AIM OF THE TASK
Report how many lines contain the word "DELTA"; answer with the number only.
──────── RECORDS PROVIDED
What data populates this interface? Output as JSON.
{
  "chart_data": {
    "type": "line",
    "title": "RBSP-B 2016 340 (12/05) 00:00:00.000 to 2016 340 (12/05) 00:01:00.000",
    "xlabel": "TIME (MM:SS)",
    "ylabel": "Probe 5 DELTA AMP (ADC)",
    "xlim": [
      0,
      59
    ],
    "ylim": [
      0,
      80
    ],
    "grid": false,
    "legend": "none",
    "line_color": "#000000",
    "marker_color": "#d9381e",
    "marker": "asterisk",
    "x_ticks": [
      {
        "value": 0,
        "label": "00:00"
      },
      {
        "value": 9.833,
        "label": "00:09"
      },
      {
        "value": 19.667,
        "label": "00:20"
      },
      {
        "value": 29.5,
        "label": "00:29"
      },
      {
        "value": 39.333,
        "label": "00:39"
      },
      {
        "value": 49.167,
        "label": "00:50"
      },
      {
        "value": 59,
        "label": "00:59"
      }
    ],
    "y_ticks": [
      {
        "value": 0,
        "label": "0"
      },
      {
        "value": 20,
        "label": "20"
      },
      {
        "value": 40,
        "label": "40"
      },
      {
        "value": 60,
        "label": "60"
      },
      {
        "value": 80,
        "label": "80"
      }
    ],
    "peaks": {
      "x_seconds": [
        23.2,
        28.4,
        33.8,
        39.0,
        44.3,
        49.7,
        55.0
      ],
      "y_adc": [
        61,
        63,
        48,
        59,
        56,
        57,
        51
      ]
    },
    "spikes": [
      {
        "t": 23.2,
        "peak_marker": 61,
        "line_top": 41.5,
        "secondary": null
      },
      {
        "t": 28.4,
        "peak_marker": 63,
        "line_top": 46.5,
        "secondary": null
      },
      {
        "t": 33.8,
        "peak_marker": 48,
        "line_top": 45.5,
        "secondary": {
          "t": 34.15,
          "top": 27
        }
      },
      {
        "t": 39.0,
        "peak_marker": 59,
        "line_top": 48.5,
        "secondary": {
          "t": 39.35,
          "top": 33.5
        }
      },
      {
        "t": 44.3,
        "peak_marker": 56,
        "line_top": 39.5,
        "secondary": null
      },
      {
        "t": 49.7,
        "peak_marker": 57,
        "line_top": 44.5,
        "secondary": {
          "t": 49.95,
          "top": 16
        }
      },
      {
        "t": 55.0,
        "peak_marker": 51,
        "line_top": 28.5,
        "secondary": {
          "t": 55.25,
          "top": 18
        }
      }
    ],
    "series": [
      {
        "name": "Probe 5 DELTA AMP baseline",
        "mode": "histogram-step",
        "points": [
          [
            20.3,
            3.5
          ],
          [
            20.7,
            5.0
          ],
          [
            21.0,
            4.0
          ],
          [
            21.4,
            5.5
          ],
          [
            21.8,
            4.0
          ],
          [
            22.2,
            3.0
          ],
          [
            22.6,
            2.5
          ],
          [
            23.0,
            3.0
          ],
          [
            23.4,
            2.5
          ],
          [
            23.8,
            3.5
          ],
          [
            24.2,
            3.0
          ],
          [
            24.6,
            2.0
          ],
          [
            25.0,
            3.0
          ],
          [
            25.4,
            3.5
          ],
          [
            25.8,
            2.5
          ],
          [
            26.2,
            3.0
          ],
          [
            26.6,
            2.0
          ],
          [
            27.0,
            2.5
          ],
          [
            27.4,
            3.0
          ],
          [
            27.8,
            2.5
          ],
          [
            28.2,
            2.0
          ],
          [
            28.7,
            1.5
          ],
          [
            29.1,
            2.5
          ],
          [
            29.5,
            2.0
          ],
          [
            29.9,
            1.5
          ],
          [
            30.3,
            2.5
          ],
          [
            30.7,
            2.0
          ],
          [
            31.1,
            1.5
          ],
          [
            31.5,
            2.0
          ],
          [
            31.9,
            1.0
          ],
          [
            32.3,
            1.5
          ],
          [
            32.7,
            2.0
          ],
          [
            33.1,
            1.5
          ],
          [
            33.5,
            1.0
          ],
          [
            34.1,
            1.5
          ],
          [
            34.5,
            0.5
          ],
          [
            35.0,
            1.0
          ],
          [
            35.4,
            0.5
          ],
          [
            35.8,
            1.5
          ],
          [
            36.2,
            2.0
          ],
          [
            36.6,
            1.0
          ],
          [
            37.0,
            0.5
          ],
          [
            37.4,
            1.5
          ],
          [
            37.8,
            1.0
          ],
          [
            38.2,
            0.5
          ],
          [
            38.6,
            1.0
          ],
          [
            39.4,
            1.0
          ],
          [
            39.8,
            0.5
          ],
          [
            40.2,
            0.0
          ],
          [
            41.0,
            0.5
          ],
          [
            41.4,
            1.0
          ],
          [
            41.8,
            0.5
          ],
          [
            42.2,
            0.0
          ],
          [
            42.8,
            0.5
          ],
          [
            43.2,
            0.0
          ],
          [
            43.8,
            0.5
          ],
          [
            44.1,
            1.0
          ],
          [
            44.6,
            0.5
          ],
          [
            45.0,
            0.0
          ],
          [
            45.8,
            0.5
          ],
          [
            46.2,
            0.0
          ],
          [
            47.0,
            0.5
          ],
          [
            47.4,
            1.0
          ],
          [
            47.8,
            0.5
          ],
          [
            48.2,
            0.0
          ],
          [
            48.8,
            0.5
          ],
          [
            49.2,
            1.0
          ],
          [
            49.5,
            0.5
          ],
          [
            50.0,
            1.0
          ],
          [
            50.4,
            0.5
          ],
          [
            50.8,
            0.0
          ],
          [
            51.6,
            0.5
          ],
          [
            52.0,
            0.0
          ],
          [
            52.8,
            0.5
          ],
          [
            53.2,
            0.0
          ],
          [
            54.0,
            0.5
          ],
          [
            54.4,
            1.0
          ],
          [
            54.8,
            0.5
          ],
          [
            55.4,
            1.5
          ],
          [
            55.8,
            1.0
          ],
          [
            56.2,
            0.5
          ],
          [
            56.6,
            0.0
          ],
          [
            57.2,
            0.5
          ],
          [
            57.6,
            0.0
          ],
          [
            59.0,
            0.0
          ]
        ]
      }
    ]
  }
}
────────────────
WORKED SOLUTION
2